ハマウツボ科植物としては、特に限定されず、例えば、コシオガマ属、Castilleja属、Orthocarpus属、Agalinis属、Aureolaria属、Esterhazya属、Seymeria属、Lamourouxia属、Cordylanthus属、Triphysaria属、ナンバンギセル属、オニク属、ホンオニク属、ハマウツボ属、キヨスミウツボ属、コゴメグサ属、ヤマウツボ属、ママコナ属、クチナシグサ属、セイヨウヒキヨモギ属、シオガマギク属、ヒキヨモギ属、ストライガ属等に属する植物が挙げられる。これらの中でも、コシオガマ属、シオガマギク属、Castilleja属、Orthocarpus属、Agalinis属、Aureolaria属、Esterhazya属、Seymeria属、Lamourouxia属、Cordylanthus属、Triphysaria属等が好ましく、コシオガマ属がより好ましい。

0048

コシオガマ属に属する植物としては、特に限定されず、例えば、Phtheirospermum japonicum(コシオガマ)、Phtheirospermum glandulosum、Phtheirospermum muliense、Phtheirospermum parishii、Phtheirospermum tenuisectum等が挙げられる。これらの中でも、Phtheirospermum japonicum(コシオガマ)が好ましい。

0049

セルラーゼは、接木改善活性を有する限りにおいて、アミノ酸配列の変異(例えば、置換、欠失、挿入、付加等)を有していてもよい。この観点から、セルラーゼは、野生型セルラーゼのアミノ酸配列と、例えば70%以上、好ましくは80%以上、より好ましくは90%以上、さらに好ましくは95%以上、よりさらに好ましくは97%以上、特に好ましくは99%以上の同一性を有するアミノ酸配列からなり、且つ接木改善活性を有するタンパク質であってもよい。或いは、同様の観点から、セルラーゼは、野生型セルラーゼのアミノ酸配列に対して1若しくは複数個(例えば2〜20個、好ましくは2〜10個、より好ましくは2〜5個、さらに好ましくは2〜3個、よりさらに好ましくは2個)のアミノ酸が置換、欠失、付加、又は挿入(好ましくは保存的置換)されたアミノ酸配列からなり、且つ接木改善活性を有するタンパク質であってもよい。

0050

接木改善活性の有無は、後述の試験例3、4、6のようにIn vitro graftingの試験系により評価することができる。

0051

セルラーゼの具体例としては、例えば、下記(i)又は(ii)に記載のタンパク質:
(i)配列番号3又は4に示されるアミノ酸配列からなるタンパク質、又は
(ii)配列番号3又は4に示されるアミノ酸配列と70%以上の同一性を有するアミノ酸配列からなり、且つ接木改善活性を有するを有するタンパク質
である。

0052

配列番号3に示されるアミノ酸配列からなるタンパク質、及び配列番号4に示されるアミノ酸配列からなるタンパク質は、共に、タバコ属植物(Nicotiana benthamiana)由来のグリコシルヒドロラーゼ9である。

0053

上記(ii)のタンパク質について、配列番号3又は4に示されるアミノ酸配列に対する同一性の程度は、好ましくは80%以上、より好ましくは90%以上、さらに好ましくは95%以上、よりさらに好ましくは97%以上、特に好ましくは99%以上である。

# # # #

課題 1: 抜粋本文によると、配列番号3のタンパク質と配列番号4のタンパク質は、どの植物に由来する何という酵素か。
課題 2: 抜粋本文は、セルラーゼが野生型セルラーゼのアミノ酸配列と70%以上の同一性をもつ配列からなるタンパク質であってもよいとしている。その根拠を説明せよ。
課題 3: 抜粋本文のうち、「配列番号3に示されるアミノ酸」から「好ましくは99%以上である。」までを、その語句も含めて一字一句違えずに書き写せ。
このあとのレコードは使わなくてよい。

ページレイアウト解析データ

# # # #

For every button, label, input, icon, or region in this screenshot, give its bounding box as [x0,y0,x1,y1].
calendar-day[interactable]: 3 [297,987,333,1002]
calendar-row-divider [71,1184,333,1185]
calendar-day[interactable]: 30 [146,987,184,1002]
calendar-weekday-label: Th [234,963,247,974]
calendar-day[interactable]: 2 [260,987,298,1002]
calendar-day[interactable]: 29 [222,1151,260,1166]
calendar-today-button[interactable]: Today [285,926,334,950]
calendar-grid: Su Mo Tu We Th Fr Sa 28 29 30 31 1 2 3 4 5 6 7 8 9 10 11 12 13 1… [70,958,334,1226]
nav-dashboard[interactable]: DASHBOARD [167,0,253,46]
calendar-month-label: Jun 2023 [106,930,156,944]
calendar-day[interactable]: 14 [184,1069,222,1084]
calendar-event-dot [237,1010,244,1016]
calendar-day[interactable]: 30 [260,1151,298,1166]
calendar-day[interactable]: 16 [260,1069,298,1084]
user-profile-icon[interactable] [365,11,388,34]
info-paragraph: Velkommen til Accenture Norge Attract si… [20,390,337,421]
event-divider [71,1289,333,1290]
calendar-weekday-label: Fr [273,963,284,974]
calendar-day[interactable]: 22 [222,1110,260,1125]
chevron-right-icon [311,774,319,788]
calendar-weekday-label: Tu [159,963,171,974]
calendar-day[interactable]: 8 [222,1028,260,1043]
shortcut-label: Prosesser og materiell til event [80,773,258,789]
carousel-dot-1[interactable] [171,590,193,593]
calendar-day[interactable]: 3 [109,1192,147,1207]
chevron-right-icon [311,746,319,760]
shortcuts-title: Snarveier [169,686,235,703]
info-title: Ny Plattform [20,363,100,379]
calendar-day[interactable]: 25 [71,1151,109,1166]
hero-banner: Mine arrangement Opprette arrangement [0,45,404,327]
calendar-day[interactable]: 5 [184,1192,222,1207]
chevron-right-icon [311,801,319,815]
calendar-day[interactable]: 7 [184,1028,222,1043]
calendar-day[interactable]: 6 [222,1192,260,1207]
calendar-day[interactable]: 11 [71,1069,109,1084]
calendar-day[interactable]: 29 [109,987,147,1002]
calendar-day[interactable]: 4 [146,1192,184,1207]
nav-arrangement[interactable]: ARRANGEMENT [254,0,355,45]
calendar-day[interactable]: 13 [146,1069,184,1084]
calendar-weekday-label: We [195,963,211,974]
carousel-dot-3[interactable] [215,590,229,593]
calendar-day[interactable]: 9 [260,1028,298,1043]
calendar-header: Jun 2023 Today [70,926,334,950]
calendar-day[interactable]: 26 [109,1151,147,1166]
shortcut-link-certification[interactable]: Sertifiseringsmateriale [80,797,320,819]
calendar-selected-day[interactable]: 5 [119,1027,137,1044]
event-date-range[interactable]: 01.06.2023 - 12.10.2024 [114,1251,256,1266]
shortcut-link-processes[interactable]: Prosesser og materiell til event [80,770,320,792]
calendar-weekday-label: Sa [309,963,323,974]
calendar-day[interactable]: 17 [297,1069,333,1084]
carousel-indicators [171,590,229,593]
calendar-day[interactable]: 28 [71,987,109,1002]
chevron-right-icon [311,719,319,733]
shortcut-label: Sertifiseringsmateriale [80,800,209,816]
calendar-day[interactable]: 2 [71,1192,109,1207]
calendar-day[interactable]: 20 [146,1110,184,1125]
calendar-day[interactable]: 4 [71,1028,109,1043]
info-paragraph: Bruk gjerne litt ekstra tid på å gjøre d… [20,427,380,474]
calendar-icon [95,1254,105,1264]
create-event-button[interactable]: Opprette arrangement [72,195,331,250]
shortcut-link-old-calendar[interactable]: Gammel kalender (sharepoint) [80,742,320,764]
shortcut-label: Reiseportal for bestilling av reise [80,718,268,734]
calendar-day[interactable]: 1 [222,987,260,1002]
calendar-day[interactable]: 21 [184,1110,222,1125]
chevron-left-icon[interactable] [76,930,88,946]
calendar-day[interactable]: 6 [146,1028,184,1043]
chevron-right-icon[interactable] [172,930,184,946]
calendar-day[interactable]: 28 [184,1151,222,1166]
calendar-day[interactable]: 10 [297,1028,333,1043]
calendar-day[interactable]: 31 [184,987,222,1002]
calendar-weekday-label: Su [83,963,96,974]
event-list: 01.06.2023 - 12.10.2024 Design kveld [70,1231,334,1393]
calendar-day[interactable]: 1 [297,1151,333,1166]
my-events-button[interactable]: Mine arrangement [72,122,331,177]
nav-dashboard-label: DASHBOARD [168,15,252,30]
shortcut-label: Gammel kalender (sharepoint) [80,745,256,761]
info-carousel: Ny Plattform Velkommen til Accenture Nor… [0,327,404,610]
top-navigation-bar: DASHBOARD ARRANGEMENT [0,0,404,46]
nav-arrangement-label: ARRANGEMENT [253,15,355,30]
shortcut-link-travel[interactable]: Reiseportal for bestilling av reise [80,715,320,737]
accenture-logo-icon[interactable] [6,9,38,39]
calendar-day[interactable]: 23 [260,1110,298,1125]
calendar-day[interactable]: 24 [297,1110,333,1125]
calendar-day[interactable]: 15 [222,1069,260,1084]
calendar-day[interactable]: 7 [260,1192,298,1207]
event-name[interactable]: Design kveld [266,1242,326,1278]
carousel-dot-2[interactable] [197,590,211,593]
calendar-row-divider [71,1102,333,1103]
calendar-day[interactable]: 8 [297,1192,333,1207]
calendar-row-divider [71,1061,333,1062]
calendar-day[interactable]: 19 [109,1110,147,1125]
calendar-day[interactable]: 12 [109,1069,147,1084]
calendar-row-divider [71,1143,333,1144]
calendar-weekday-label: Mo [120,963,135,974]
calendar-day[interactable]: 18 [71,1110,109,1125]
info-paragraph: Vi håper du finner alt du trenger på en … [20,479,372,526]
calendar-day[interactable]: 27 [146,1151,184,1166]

# # # #

解答 1: どちらもタバコ属植物(Nicotiana benthamiana)に由来するグリコシルヒドロラーゼ9である。

解答 2: 接木改善活性を有する限り、セルラーゼはアミノ酸配列に置換、欠失、挿入、付加などの変異を有していてもよい、という観点があるためである。その観点から、野生型と70%以上の同一性をもつ配列からなり、かつ接木改善活性を有するタンパク質もセルラーゼに含められている。

解答 3:
配列番号3に示されるアミノ酸配列からなるタンパク質、及び配列番号4に示されるアミノ酸配列からなるタンパク質は、共に、タバコ属植物(Nicotiana benthamiana)由来のグリコシルヒドロラーゼ9である。

0053

上記(ii)のタンパク質について、配列番号3又は4に示されるアミノ酸配列に対する同一性の程度は、好ましくは80%以上、より好ましくは90%以上、さらに好ましくは95%以上、よりさらに好ましくは97%以上、特に好ましくは99%以上である。